-- Start of DATA LINES --

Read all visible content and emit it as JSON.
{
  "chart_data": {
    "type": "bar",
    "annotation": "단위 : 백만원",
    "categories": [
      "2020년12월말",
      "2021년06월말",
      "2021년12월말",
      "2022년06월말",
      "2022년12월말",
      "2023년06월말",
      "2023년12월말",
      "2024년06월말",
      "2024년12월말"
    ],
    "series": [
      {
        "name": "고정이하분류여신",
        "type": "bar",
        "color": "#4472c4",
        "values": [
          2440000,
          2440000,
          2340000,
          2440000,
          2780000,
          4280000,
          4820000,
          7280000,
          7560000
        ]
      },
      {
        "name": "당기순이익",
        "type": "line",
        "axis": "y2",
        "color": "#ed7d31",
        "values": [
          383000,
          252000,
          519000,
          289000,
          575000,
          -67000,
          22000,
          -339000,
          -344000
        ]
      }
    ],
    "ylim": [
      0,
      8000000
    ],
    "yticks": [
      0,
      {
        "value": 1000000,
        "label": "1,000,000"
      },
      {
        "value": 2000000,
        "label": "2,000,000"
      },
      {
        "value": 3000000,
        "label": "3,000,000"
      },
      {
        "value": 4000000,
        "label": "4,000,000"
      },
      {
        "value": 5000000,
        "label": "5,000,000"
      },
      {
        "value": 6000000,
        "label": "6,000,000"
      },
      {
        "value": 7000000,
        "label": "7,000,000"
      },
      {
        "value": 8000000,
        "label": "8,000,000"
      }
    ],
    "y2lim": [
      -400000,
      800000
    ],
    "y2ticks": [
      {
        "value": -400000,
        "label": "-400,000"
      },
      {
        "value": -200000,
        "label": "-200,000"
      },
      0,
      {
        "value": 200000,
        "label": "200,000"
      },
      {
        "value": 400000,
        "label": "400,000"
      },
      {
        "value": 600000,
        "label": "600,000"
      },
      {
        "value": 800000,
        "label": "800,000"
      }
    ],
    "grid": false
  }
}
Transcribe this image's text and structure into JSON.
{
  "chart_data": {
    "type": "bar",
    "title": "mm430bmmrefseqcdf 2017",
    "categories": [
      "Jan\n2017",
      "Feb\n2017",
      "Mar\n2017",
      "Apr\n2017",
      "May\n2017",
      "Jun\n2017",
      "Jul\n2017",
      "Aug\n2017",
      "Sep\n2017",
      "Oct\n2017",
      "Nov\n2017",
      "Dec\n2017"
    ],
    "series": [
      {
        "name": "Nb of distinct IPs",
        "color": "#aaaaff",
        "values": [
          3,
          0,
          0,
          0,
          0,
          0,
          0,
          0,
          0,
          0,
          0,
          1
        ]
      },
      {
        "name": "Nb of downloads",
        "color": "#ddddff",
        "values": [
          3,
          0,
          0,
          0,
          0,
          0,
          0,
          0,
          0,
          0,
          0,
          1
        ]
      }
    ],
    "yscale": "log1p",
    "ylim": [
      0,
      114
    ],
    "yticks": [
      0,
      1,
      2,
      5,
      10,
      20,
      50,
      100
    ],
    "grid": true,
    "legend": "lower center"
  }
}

-- End of DATA LINES --

* **REQUIRED TASK**
Everything from the line containing "Transcribe this image's" to the end of the records must be written out exactly; include both of those lines and no others.

* **SOLUTION TO THE PROBLEM**
Transcribe this image's text and structure into JSON.
{
  "chart_data": {
    "type": "bar",
    "title": "mm430bmmrefseqcdf 2017",
    "categories": [
      "Jan\n2017",
      "Feb\n2017",
      "Mar\n2017",
      "Apr\n2017",
      "May\n2017",
      "Jun\n2017",
      "Jul\n2017",
      "Aug\n2017",
      "Sep\n2017",
      "Oct\n2017",
      "Nov\n2017",
      "Dec\n2017"
    ],
    "series": [
      {
        "name": "Nb of distinct IPs",
        "color": "#aaaaff",
        "values": [
          3,
          0,
          0,
          0,
          0,
          0,
          0,
          0,
          0,
          0,
          0,
          1
        ]
      },
      {
        "name": "Nb of downloads",
        "color": "#ddddff",
        "values": [
          3,
          0,
          0,
          0,
          0,
          0,
          0,
          0,
          0,
          0,
          0,
          1
        ]
      }
    ],
    "yscale": "log1p",
    "ylim": [
      0,
      114
    ],
    "yticks": [
      0,
      1,
      2,
      5,
      10,
      20,
      50,
      100
    ],
    "grid": true,
    "legend": "lower center"
  }
}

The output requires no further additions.